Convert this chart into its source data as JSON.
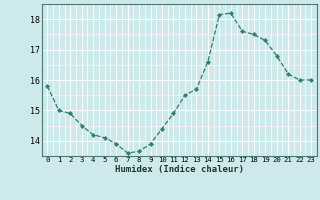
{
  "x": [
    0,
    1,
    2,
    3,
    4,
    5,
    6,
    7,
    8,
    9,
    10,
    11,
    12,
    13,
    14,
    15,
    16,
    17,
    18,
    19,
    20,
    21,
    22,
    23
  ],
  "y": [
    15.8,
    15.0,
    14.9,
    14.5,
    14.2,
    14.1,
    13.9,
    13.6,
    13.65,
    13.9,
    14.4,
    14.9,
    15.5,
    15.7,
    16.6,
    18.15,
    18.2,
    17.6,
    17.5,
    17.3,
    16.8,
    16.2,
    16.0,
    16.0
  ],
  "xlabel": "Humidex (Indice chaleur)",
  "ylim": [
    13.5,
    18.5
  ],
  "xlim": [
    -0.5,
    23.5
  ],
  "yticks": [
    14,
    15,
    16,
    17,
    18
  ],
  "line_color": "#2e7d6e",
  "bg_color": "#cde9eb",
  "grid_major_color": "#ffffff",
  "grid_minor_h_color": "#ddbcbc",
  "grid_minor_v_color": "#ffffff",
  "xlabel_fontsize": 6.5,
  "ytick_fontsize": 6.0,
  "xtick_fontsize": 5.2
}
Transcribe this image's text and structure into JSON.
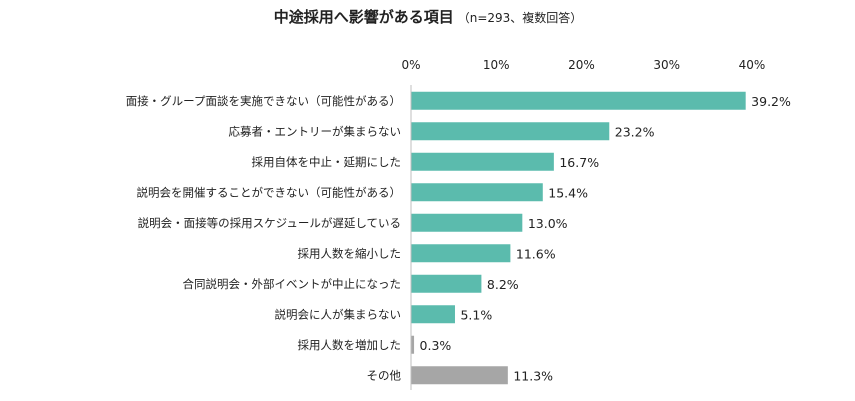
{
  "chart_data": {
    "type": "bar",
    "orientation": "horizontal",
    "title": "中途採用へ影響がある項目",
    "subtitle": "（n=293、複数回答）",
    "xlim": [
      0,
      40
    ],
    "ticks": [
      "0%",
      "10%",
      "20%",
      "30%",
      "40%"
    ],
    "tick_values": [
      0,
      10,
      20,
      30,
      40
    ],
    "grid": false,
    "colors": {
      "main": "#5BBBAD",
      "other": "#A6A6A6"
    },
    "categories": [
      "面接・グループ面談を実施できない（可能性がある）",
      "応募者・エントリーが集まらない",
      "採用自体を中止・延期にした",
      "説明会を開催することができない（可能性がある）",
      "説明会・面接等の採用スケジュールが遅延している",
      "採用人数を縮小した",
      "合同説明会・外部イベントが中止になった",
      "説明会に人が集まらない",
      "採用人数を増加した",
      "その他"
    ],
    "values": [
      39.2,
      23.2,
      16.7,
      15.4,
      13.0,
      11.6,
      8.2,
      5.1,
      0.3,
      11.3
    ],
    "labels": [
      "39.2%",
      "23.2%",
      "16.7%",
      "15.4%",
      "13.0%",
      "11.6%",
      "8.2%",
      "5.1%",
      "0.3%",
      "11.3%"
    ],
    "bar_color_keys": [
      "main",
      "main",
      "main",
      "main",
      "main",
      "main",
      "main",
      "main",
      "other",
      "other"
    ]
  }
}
--
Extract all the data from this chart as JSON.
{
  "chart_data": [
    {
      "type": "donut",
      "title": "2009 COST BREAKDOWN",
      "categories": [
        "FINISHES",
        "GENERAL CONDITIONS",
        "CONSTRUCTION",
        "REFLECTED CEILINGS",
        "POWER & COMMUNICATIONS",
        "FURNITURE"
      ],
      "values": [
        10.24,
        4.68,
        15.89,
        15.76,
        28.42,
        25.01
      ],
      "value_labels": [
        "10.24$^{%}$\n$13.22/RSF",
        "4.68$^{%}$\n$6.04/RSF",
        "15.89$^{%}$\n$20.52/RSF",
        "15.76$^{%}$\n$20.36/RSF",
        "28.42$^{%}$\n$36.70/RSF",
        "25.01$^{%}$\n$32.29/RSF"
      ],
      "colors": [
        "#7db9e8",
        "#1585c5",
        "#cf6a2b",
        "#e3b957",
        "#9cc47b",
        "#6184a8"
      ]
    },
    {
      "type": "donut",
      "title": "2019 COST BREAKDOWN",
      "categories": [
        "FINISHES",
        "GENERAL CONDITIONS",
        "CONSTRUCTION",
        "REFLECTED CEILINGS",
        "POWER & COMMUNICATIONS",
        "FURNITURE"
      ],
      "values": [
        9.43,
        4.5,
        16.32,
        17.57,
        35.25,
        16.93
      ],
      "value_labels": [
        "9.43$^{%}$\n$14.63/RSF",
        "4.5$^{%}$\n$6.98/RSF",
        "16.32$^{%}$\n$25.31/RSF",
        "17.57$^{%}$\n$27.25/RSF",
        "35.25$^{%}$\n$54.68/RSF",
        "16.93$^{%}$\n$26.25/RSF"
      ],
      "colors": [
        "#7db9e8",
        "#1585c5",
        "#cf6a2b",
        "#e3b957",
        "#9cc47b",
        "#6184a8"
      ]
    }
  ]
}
---
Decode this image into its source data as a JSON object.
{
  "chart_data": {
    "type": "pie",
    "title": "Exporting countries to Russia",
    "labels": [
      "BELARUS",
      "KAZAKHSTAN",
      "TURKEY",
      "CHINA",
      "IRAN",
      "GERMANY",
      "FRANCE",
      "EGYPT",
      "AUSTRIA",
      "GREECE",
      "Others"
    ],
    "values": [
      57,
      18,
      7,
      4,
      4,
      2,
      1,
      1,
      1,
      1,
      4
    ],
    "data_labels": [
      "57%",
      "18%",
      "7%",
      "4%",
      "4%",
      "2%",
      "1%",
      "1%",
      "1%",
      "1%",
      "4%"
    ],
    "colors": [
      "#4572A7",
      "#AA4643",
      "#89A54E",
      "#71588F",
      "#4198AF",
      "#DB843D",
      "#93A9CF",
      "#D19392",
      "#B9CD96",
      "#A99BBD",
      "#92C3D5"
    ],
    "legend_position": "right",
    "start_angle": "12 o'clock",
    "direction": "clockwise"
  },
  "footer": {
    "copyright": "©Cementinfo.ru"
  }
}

■ **Do this**
Only the number is wanted: how many lines in the entries above contain the string "可能性がある"?

■ **Exercise result**
2